◆ Given instruction ◆
From the entries below, report how many lines contain the string "Copy". Give only that number.

[Items listed in a dataset]

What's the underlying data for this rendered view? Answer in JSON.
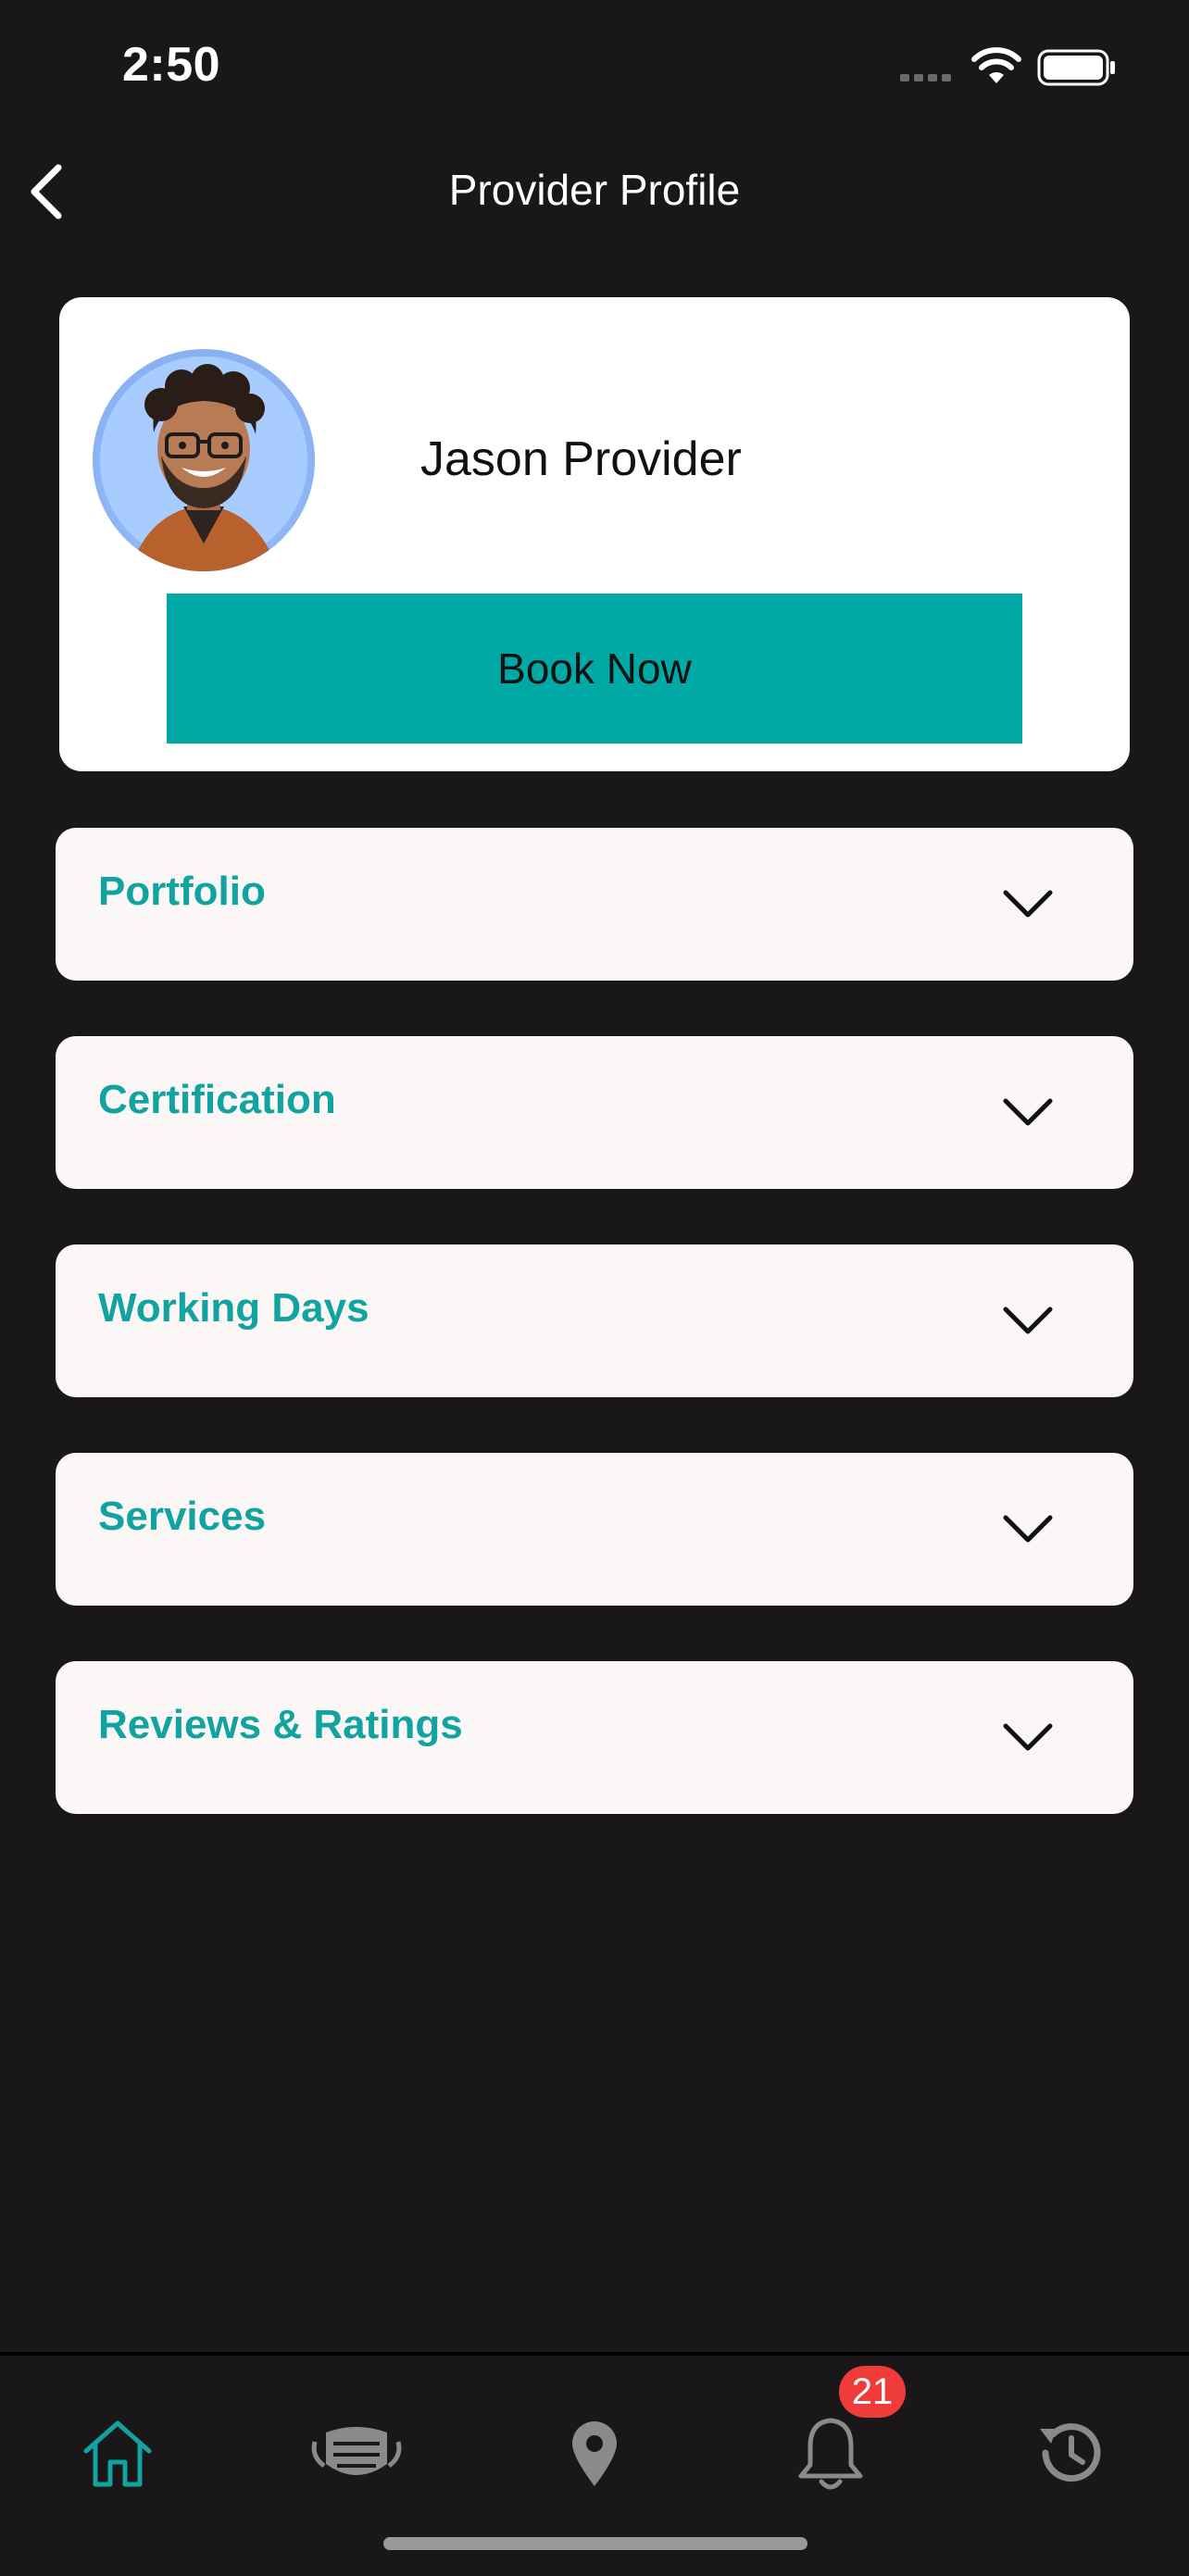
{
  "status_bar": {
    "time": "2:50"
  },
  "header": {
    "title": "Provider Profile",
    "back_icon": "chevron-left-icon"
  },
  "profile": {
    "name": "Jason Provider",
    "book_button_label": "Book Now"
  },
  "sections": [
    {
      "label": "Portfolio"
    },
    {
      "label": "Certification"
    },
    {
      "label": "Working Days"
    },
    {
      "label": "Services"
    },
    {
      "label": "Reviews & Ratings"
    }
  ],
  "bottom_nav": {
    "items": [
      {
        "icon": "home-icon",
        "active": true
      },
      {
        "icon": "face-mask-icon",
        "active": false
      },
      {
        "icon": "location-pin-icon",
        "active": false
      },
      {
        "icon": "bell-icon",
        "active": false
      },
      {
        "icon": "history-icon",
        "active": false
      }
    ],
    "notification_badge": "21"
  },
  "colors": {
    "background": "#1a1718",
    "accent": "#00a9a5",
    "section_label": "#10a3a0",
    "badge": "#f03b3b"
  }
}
---
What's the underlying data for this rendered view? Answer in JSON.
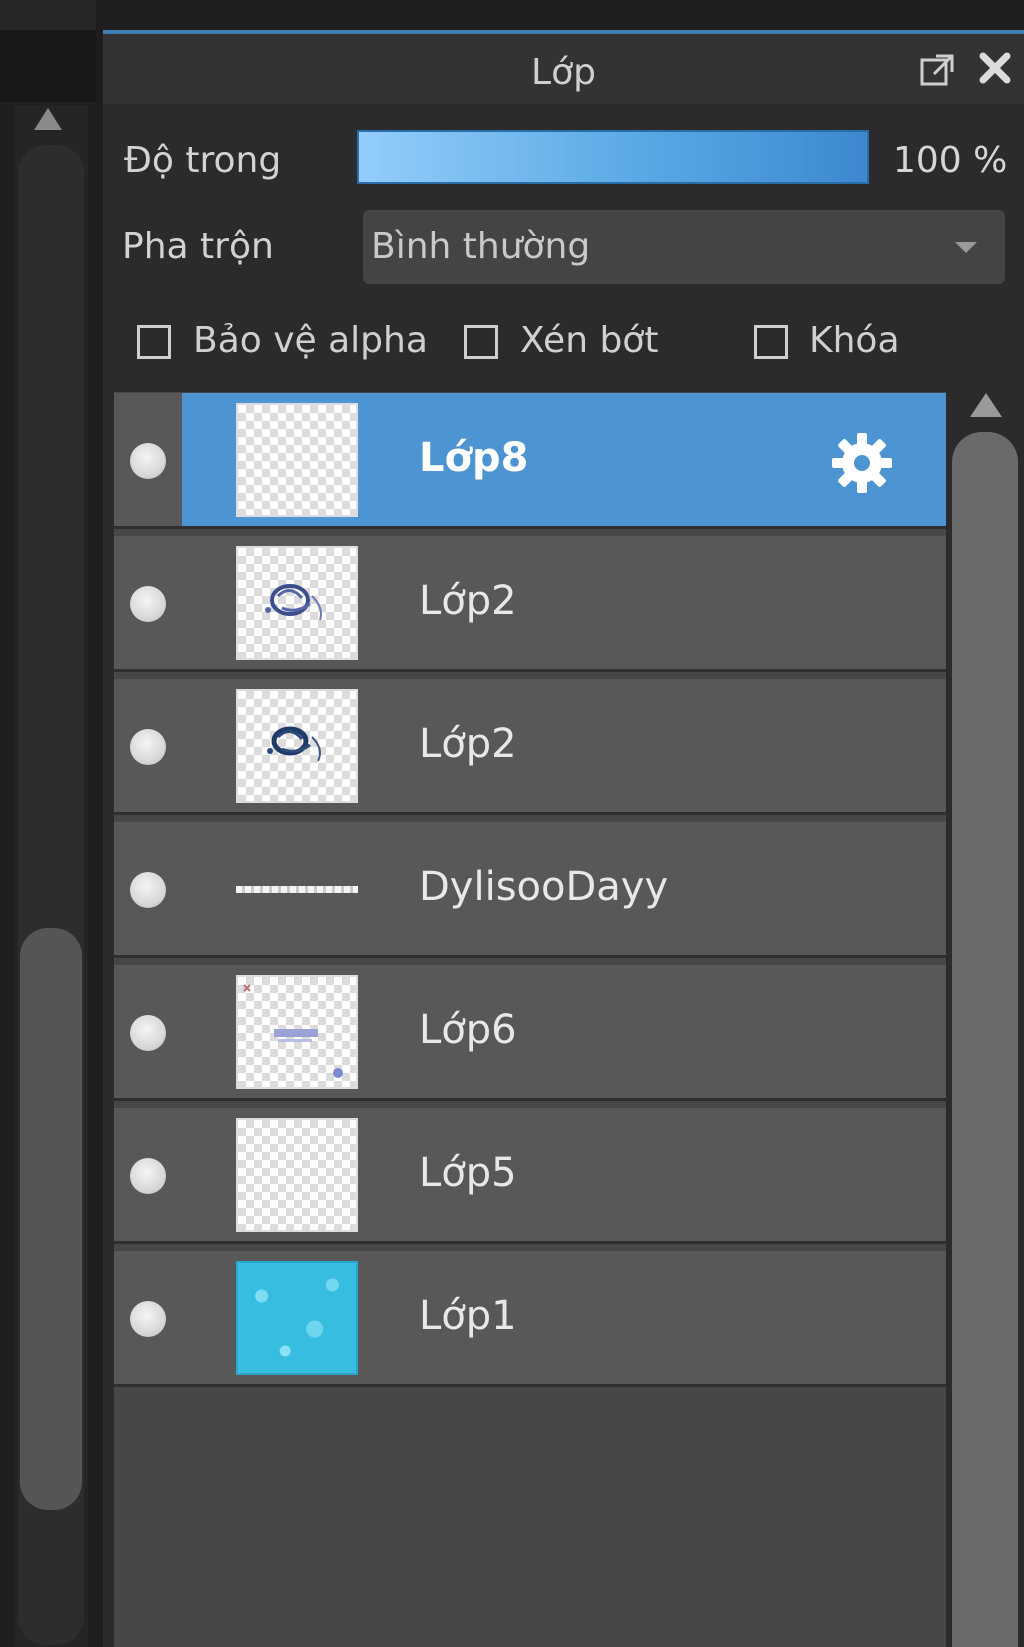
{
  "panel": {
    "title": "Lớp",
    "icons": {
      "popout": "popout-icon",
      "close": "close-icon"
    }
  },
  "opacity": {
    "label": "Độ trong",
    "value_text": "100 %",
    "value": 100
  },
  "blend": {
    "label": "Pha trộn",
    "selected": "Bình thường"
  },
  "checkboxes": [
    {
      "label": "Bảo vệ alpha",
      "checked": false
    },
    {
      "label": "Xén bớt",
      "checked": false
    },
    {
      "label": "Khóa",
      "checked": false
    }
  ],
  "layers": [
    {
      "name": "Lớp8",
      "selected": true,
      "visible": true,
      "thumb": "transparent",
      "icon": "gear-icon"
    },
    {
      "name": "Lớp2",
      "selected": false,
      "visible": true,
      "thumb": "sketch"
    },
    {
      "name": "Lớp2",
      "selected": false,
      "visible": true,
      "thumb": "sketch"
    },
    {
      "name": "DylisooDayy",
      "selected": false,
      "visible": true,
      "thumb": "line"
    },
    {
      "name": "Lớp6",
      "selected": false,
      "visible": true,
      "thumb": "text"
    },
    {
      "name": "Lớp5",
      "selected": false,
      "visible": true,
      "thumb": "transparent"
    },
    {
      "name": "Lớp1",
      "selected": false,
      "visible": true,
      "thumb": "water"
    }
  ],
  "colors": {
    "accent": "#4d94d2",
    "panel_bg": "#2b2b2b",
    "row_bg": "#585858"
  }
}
* * *
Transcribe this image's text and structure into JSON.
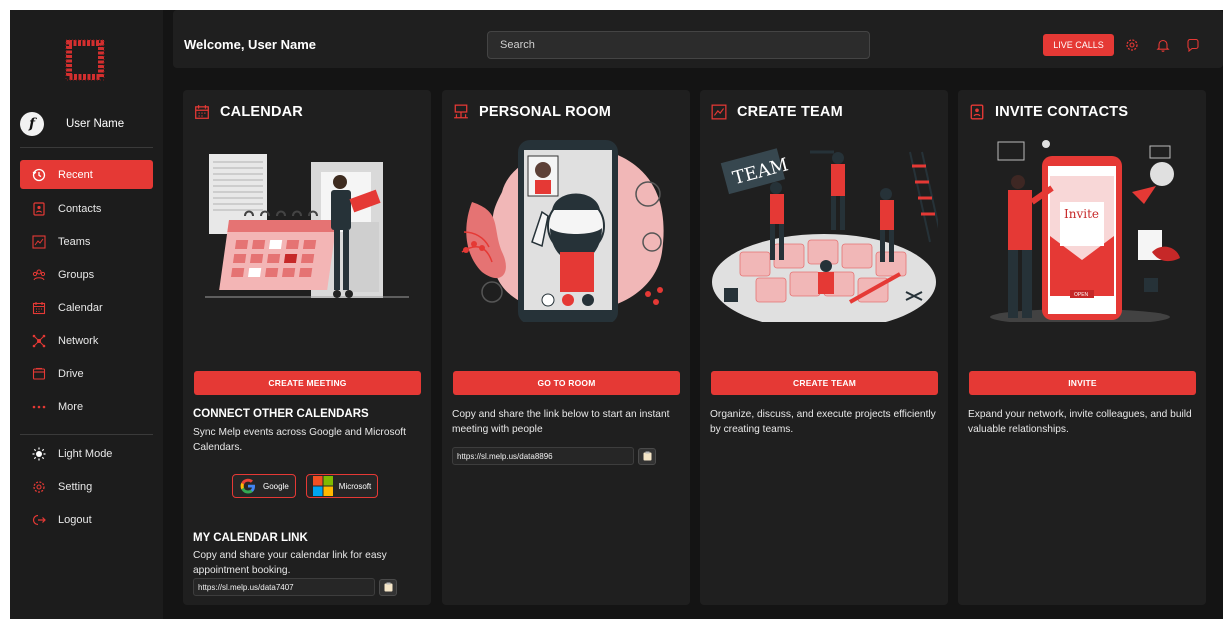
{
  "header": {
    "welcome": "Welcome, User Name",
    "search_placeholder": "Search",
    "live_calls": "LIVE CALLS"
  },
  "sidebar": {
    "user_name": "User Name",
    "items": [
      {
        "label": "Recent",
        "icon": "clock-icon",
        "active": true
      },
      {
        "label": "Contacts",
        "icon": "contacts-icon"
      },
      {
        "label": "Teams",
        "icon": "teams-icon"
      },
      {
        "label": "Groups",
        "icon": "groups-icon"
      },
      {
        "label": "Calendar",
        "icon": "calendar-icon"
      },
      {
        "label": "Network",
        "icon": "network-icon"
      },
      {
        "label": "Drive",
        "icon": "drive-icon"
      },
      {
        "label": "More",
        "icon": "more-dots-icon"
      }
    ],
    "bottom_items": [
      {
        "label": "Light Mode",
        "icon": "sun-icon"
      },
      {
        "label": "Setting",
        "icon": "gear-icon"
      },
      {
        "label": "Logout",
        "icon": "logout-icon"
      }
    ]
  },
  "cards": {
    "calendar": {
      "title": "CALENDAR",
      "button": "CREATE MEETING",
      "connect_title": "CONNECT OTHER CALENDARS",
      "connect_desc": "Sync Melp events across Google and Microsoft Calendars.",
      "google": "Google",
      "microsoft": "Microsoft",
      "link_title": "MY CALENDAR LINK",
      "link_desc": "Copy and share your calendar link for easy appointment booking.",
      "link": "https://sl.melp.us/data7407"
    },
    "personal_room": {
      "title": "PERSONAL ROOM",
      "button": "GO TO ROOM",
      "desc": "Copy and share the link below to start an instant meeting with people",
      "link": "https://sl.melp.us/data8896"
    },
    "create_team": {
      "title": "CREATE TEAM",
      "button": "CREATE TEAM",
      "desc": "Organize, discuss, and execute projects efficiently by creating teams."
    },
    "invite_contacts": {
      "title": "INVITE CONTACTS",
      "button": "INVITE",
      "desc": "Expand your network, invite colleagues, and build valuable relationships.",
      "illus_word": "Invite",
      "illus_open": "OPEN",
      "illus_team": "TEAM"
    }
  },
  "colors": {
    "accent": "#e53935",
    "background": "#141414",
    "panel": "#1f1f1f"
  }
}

◆ Written solution ◆
2